## Written request
Pull every "kind" line out of the data below.

## Input for this task
-- start --
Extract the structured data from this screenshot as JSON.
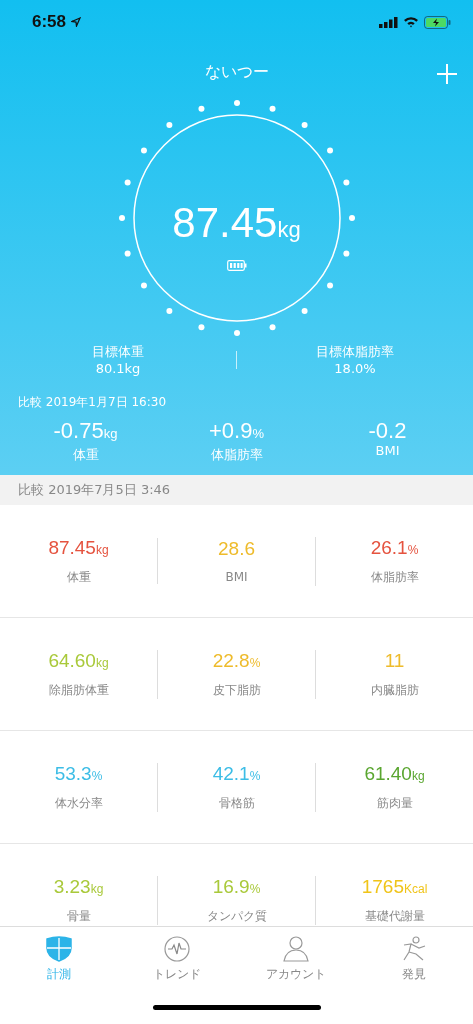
{
  "status_bar": {
    "time": "6:58"
  },
  "header": {
    "title": "ないつー",
    "weight": {
      "value": "87.45",
      "unit": "kg"
    },
    "goals": [
      {
        "label": "目標体重",
        "value": "80.1kg"
      },
      {
        "label": "目標体脂肪率",
        "value": "18.0%"
      }
    ],
    "compare": {
      "label": "比較 2019年1月7日 16:30",
      "items": [
        {
          "value": "-0.75",
          "unit": "kg",
          "label": "体重"
        },
        {
          "value": "+0.9",
          "unit": "%",
          "label": "体脂肪率"
        },
        {
          "value": "-0.2",
          "label": "BMI"
        }
      ]
    }
  },
  "section_label": "比較 2019年7月5日 3:46",
  "metrics": [
    [
      {
        "value": "87.45",
        "unit": "kg",
        "label": "体重",
        "color": "#e5533f"
      },
      {
        "value": "28.6",
        "label": "BMI",
        "color": "#eebb2b"
      },
      {
        "value": "26.1",
        "unit": "%",
        "label": "体脂肪率",
        "color": "#e5533f"
      }
    ],
    [
      {
        "value": "64.60",
        "unit": "kg",
        "label": "除脂肪体重",
        "color": "#a9c93a"
      },
      {
        "value": "22.8",
        "unit": "%",
        "label": "皮下脂肪",
        "color": "#eebb2b"
      },
      {
        "value": "11",
        "label": "内臓脂肪",
        "color": "#eebb2b"
      }
    ],
    [
      {
        "value": "53.3",
        "unit": "%",
        "label": "体水分率",
        "color": "#3cbde6"
      },
      {
        "value": "42.1",
        "unit": "%",
        "label": "骨格筋",
        "color": "#3cbde6"
      },
      {
        "value": "61.40",
        "unit": "kg",
        "label": "筋肉量",
        "color": "#5aa630"
      }
    ],
    [
      {
        "value": "3.23",
        "unit": "kg",
        "label": "骨量",
        "color": "#a9c93a"
      },
      {
        "value": "16.9",
        "unit": "%",
        "label": "タンパク質",
        "color": "#a9c93a"
      },
      {
        "value": "1765",
        "unit": "Kcal",
        "label": "基礎代謝量",
        "color": "#f0c419"
      }
    ]
  ],
  "tabs": [
    {
      "label": "計測",
      "kind": "shield",
      "selected": true
    },
    {
      "label": "トレンド",
      "kind": "pulse",
      "selected": false
    },
    {
      "label": "アカウント",
      "kind": "person",
      "selected": false
    },
    {
      "label": "発見",
      "kind": "runner",
      "selected": false
    }
  ]
}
-- end --
## Result of the task
      "kind": "shield",
      "kind": "pulse",
      "kind": "person",
      "kind": "runner",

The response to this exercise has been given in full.